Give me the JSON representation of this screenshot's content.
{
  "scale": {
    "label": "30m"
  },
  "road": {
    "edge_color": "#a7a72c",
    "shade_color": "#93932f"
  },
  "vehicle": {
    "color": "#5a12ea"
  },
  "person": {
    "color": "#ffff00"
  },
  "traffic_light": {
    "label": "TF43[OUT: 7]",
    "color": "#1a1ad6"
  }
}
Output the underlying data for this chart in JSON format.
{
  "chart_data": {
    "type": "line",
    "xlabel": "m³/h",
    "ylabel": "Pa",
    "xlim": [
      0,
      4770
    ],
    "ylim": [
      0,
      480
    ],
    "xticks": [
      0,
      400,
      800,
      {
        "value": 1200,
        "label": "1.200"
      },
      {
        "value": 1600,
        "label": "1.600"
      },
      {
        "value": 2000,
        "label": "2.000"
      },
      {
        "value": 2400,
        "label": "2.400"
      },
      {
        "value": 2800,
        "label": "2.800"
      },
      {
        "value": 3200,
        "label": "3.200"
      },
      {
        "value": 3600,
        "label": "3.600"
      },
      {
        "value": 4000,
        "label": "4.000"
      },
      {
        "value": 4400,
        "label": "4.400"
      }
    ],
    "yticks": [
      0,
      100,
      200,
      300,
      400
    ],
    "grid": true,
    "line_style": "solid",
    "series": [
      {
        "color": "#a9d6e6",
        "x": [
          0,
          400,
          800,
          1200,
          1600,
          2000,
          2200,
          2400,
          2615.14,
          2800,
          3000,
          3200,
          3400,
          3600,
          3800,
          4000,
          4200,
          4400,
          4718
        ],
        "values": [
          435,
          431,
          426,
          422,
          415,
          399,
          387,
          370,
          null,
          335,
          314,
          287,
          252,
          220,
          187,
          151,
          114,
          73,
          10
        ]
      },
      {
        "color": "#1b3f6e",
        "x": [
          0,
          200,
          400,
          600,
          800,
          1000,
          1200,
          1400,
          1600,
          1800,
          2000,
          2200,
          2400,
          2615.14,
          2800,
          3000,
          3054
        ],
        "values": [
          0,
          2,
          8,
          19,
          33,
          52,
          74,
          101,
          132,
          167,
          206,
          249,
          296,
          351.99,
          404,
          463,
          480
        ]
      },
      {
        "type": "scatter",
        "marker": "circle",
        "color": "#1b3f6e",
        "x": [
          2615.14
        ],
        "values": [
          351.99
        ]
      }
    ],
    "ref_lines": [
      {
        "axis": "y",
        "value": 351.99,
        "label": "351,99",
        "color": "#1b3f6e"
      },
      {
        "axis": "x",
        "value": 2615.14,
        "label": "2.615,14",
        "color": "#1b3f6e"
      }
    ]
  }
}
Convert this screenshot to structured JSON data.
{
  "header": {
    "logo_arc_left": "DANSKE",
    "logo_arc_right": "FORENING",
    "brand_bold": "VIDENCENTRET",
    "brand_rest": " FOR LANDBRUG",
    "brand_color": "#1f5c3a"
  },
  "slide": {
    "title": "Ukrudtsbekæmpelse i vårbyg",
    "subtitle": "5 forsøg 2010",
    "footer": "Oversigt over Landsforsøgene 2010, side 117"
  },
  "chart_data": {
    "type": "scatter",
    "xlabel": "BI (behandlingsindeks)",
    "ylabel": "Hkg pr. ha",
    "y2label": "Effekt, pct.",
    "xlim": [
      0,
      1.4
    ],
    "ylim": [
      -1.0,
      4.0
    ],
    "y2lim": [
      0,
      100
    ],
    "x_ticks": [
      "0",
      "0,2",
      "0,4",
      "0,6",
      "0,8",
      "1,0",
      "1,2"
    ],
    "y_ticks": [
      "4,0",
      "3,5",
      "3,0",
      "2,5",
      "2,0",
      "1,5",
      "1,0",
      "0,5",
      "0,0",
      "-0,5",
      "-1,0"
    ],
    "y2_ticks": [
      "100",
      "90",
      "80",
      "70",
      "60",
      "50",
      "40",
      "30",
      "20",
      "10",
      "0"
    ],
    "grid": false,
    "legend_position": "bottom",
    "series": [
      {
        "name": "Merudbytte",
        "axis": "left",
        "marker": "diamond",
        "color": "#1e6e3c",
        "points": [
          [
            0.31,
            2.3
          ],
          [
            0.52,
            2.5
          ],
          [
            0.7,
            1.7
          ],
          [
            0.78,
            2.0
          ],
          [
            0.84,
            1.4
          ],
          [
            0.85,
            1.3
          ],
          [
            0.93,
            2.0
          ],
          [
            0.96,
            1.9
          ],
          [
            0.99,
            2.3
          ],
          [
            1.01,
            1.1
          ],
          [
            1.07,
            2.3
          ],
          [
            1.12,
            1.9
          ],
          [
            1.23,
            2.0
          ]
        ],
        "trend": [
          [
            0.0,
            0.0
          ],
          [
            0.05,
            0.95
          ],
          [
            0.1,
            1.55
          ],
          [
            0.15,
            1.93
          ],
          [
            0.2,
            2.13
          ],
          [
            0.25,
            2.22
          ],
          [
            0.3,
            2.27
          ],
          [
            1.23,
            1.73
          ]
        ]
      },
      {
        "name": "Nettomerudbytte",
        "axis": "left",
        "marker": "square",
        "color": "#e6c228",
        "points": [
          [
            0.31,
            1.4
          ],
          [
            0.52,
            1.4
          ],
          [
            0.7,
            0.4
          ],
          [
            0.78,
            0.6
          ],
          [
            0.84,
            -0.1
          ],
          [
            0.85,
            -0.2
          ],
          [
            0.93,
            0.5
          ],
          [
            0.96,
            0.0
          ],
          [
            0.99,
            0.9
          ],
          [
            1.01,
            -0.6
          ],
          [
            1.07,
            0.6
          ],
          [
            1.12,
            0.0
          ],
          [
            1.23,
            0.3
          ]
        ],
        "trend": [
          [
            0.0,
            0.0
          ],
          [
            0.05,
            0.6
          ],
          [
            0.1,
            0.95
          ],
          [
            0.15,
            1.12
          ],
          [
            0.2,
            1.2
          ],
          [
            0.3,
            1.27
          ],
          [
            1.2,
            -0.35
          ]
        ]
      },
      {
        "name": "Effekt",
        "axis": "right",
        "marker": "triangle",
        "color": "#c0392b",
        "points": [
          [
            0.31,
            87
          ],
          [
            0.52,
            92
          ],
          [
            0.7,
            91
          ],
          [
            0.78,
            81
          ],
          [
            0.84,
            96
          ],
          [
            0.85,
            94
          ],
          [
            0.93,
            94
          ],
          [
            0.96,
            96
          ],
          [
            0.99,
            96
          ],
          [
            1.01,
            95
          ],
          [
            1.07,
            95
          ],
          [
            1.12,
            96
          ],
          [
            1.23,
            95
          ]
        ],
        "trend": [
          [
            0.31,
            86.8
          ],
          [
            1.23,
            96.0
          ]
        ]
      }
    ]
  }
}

◆ What is required:
Return all of the entries word for word.

◆ Answer to the task:
Give me the JSON representation of this screenshot's content.
{
  "scale": {
    "label": "30m"
  },
  "road": {
    "edge_color": "#a7a72c",
    "shade_color": "#93932f"
  },
  "vehicle": {
    "color": "#5a12ea"
  },
  "person": {
    "color": "#ffff00"
  },
  "traffic_light": {
    "label": "TF43[OUT: 7]",
    "color": "#1a1ad6"
  }
}
Output the underlying data for this chart in JSON format.
{
  "chart_data": {
    "type": "line",
    "xlabel": "m³/h",
    "ylabel": "Pa",
    "xlim": [
      0,
      4770
    ],
    "ylim": [
      0,
      480
    ],
    "xticks": [
      0,
      400,
      800,
      {
        "value": 1200,
        "label": "1.200"
      },
      {
        "value": 1600,
        "label": "1.600"
      },
      {
        "value": 2000,
        "label": "2.000"
      },
      {
        "value": 2400,
        "label": "2.400"
      },
      {
        "value": 2800,
        "label": "2.800"
      },
      {
        "value": 3200,
        "label": "3.200"
      },
      {
        "value": 3600,
        "label": "3.600"
      },
      {
        "value": 4000,
        "label": "4.000"
      },
      {
        "value": 4400,
        "label": "4.400"
      }
    ],
    "yticks": [
      0,
      100,
      200,
      300,
      400
    ],
    "grid": true,
    "line_style": "solid",
    "series": [
      {
        "color": "#a9d6e6",
        "x": [
          0,
          400,
          800,
          1200,
          1600,
          2000,
          2200,
          2400,
          2615.14,
          2800,
          3000,
          3200,
          3400,
          3600,
          3800,
          4000,
          4200,
          4400,
          4718
        ],
        "values": [
          435,
          431,
          426,
          422,
          415,
          399,
          387,
          370,
          null,
          335,
          314,
          287,
          252,
          220,
          187,
          151,
          114,
          73,
          10
        ]
      },
      {
        "color": "#1b3f6e",
        "x": [
          0,
          200,
          400,
          600,
          800,
          1000,
          1200,
          1400,
          1600,
          1800,
          2000,
          2200,
          2400,
          2615.14,
          2800,
          3000,
          3054
        ],
        "values": [
          0,
          2,
          8,
          19,
          33,
          52,
          74,
          101,
          132,
          167,
          206,
          249,
          296,
          351.99,
          404,
          463,
          480
        ]
      },
      {
        "type": "scatter",
        "marker": "circle",
        "color": "#1b3f6e",
        "x": [
          2615.14
        ],
        "values": [
          351.99
        ]
      }
    ],
    "ref_lines": [
      {
        "axis": "y",
        "value": 351.99,
        "label": "351,99",
        "color": "#1b3f6e"
      },
      {
        "axis": "x",
        "value": 2615.14,
        "label": "2.615,14",
        "color": "#1b3f6e"
      }
    ]
  }
}
Convert this screenshot to structured JSON data.
{
  "header": {
    "logo_arc_left": "DANSKE",
    "logo_arc_right": "FORENING",
    "brand_bold": "VIDENCENTRET",
    "brand_rest": " FOR LANDBRUG",
    "brand_color": "#1f5c3a"
  },
  "slide": {
    "title": "Ukrudtsbekæmpelse i vårbyg",
    "subtitle": "5 forsøg 2010",
    "footer": "Oversigt over Landsforsøgene 2010, side 117"
  },
  "chart_data": {
    "type": "scatter",
    "xlabel": "BI (behandlingsindeks)",
    "ylabel": "Hkg pr. ha",
    "y2label": "Effekt, pct.",
    "xlim": [
      0,
      1.4
    ],
    "ylim": [
      -1.0,
      4.0
    ],
    "y2lim": [
      0,
      100
    ],
    "x_ticks": [
      "0",
      "0,2",
      "0,4",
      "0,6",
      "0,8",
      "1,0",
      "1,2"
    ],
    "y_ticks": [
      "4,0",
      "3,5",
      "3,0",
      "2,5",
      "2,0",
      "1,5",
      "1,0",
      "0,5",
      "0,0",
      "-0,5",
      "-1,0"
    ],
    "y2_ticks": [
      "100",
      "90",
      "80",
      "70",
      "60",
      "50",
      "40",
      "30",
      "20",
      "10",
      "0"
    ],
    "grid": false,
    "legend_position": "bottom",
    "series": [
      {
        "name": "Merudbytte",
        "axis": "left",
        "marker": "diamond",
        "color": "#1e6e3c",
        "points": [
          [
            0.31,
            2.3
          ],
          [
            0.52,
            2.5
          ],
          [
            0.7,
            1.7
          ],
          [
            0.78,
            2.0
          ],
          [
            0.84,
            1.4
          ],
          [
            0.85,
            1.3
          ],
          [
            0.93,
            2.0
          ],
          [
            0.96,
            1.9
          ],
          [
            0.99,
            2.3
          ],
          [
            1.01,
            1.1
          ],
          [
            1.07,
            2.3
          ],
          [
            1.12,
            1.9
          ],
          [
            1.23,
            2.0
          ]
        ],
        "trend": [
          [
            0.0,
            0.0
          ],
          [
            0.05,
            0.95
          ],
          [
            0.1,
            1.55
          ],
          [
            0.15,
            1.93
          ],
          [
            0.2,
            2.13
          ],
          [
            0.25,
            2.22
          ],
          [
            0.3,
            2.27
          ],
          [
            1.23,
            1.73
          ]
        ]
      },
      {
        "name": "Nettomerudbytte",
        "axis": "left",
        "marker": "square",
        "color": "#e6c228",
        "points": [
          [
            0.31,
            1.4
          ],
          [
            0.52,
            1.4
          ],
          [
            0.7,
            0.4
          ],
          [
            0.78,
            0.6
          ],
          [
            0.84,
            -0.1
          ],
          [
            0.85,
            -0.2
          ],
          [
            0.93,
            0.5
          ],
          [
            0.96,
            0.0
          ],
          [
            0.99,
            0.9
          ],
          [
            1.01,
            -0.6
          ],
          [
            1.07,
            0.6
          ],
          [
            1.12,
            0.0
          ],
          [
            1.23,
            0.3
          ]
        ],
        "trend": [
          [
            0.0,
            0.0
          ],
          [
            0.05,
            0.6
          ],
          [
            0.1,
            0.95
          ],
          [
            0.15,
            1.12
          ],
          [
            0.2,
            1.2
          ],
          [
            0.3,
            1.27
          ],
          [
            1.2,
            -0.35
          ]
        ]
      },
      {
        "name": "Effekt",
        "axis": "right",
        "marker": "triangle",
        "color": "#c0392b",
        "points": [
          [
            0.31,
            87
          ],
          [
            0.52,
            92
          ],
          [
            0.7,
            91
          ],
          [
            0.78,
            81
          ],
          [
            0.84,
            96
          ],
          [
            0.85,
            94
          ],
          [
            0.93,
            94
          ],
          [
            0.96,
            96
          ],
          [
            0.99,
            96
          ],
          [
            1.01,
            95
          ],
          [
            1.07,
            95
          ],
          [
            1.12,
            96
          ],
          [
            1.23,
            95
          ]
        ],
        "trend": [
          [
            0.31,
            86.8
          ],
          [
            1.23,
            96.0
          ]
        ]
      }
    ]
  }
}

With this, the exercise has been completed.